» Set task
In the entries below, how many lines hold the string "NRMSE"? Give only the number.

[Items from a figure collection]
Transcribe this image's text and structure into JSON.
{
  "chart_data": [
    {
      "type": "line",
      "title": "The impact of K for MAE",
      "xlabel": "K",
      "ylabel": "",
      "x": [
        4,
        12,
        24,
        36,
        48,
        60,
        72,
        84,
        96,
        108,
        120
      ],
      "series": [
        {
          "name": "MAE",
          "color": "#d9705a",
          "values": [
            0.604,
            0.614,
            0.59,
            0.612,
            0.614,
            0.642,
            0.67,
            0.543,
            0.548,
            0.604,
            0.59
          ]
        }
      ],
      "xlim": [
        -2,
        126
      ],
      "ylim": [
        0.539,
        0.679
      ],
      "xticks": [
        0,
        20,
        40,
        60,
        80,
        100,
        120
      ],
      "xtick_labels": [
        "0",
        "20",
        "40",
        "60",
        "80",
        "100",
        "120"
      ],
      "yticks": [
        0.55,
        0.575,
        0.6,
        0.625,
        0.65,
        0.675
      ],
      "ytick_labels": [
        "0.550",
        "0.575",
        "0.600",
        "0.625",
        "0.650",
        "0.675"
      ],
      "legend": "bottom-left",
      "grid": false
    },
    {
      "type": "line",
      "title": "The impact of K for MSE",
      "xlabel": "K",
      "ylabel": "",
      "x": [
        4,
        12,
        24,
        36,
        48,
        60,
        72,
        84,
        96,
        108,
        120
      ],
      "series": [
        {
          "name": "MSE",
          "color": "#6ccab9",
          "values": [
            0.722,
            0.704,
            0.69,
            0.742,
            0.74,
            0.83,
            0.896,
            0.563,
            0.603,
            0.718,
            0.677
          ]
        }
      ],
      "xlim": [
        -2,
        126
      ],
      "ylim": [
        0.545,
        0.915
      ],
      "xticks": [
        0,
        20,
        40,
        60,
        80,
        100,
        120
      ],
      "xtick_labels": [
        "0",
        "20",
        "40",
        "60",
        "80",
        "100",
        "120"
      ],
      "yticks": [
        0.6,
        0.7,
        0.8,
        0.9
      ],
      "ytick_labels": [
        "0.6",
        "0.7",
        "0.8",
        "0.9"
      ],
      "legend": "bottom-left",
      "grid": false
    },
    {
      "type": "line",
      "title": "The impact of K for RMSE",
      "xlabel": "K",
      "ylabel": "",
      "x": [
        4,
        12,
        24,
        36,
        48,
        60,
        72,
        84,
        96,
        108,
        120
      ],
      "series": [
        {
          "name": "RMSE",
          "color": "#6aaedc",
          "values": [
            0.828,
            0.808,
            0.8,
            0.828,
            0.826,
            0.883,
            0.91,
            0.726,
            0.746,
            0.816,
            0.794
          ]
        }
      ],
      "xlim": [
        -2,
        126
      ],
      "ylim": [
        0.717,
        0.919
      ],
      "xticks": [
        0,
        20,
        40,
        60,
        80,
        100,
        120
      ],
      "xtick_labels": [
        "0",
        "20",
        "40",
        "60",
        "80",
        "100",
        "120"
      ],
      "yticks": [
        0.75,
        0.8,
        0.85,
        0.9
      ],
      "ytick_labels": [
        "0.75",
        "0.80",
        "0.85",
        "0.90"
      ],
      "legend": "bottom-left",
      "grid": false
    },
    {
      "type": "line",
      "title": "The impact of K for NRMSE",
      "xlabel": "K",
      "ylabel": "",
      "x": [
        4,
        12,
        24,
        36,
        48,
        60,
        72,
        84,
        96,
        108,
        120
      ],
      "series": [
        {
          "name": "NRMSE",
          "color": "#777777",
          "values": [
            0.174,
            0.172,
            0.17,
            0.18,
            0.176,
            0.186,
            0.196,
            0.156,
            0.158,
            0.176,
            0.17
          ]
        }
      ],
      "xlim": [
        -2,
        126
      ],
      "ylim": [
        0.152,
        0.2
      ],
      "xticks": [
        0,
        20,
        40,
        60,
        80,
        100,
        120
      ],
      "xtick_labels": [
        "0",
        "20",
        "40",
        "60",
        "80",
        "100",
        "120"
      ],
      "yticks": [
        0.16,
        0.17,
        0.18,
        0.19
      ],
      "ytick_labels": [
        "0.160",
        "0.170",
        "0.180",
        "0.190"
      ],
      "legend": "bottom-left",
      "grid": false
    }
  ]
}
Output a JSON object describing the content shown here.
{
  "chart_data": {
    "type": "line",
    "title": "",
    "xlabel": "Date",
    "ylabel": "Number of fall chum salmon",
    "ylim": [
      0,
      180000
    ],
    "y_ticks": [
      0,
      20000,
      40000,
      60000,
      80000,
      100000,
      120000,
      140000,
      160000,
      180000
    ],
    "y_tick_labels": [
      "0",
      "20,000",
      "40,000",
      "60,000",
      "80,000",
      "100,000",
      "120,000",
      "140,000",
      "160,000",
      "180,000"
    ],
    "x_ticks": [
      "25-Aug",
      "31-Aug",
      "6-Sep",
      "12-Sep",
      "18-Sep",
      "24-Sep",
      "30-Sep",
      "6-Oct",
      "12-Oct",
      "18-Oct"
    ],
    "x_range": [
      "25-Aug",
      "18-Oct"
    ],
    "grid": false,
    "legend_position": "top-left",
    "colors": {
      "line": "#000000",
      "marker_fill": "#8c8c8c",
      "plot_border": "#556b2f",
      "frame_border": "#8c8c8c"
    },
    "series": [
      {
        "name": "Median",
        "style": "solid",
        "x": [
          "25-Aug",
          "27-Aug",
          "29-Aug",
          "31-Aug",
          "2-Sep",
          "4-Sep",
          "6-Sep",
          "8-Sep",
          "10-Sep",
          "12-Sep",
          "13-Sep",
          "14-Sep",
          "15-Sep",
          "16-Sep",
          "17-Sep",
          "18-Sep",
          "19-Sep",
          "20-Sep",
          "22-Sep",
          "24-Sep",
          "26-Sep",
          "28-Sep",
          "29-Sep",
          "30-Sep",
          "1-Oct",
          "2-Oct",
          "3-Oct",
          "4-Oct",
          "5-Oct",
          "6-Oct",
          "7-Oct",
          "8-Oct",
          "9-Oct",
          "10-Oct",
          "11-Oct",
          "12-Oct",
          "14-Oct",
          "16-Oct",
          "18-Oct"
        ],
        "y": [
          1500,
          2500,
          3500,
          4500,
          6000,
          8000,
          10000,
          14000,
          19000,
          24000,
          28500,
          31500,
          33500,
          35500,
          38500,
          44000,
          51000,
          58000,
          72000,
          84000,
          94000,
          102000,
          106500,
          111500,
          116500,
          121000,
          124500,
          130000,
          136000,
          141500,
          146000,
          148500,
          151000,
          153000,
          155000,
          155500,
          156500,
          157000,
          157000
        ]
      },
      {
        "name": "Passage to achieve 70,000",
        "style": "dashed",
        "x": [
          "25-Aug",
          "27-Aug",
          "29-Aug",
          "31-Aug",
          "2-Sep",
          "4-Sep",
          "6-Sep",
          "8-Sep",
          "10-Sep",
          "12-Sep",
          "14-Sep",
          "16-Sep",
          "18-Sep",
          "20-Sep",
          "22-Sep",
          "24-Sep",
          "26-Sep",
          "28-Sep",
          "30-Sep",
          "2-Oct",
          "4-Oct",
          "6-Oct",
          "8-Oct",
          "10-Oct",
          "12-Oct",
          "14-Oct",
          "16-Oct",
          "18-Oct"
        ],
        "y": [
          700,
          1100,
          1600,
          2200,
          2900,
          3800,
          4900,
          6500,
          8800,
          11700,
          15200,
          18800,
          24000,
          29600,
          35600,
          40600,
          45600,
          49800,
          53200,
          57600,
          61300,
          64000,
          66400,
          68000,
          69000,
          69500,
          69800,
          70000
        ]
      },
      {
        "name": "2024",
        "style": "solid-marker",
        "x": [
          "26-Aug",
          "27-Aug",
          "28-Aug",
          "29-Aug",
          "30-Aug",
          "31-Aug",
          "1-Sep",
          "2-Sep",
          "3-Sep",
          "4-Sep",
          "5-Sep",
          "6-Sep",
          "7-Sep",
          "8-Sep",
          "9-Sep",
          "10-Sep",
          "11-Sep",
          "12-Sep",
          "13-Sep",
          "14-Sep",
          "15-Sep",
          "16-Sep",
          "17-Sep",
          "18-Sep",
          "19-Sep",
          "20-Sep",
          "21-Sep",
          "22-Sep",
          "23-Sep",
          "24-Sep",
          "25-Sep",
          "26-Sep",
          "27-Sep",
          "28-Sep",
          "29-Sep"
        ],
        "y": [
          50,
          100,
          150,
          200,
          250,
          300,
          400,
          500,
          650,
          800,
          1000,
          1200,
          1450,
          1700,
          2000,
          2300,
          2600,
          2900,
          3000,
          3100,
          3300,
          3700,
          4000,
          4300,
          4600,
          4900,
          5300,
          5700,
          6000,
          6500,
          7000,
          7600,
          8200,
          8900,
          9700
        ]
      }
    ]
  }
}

» Response to this exercise
2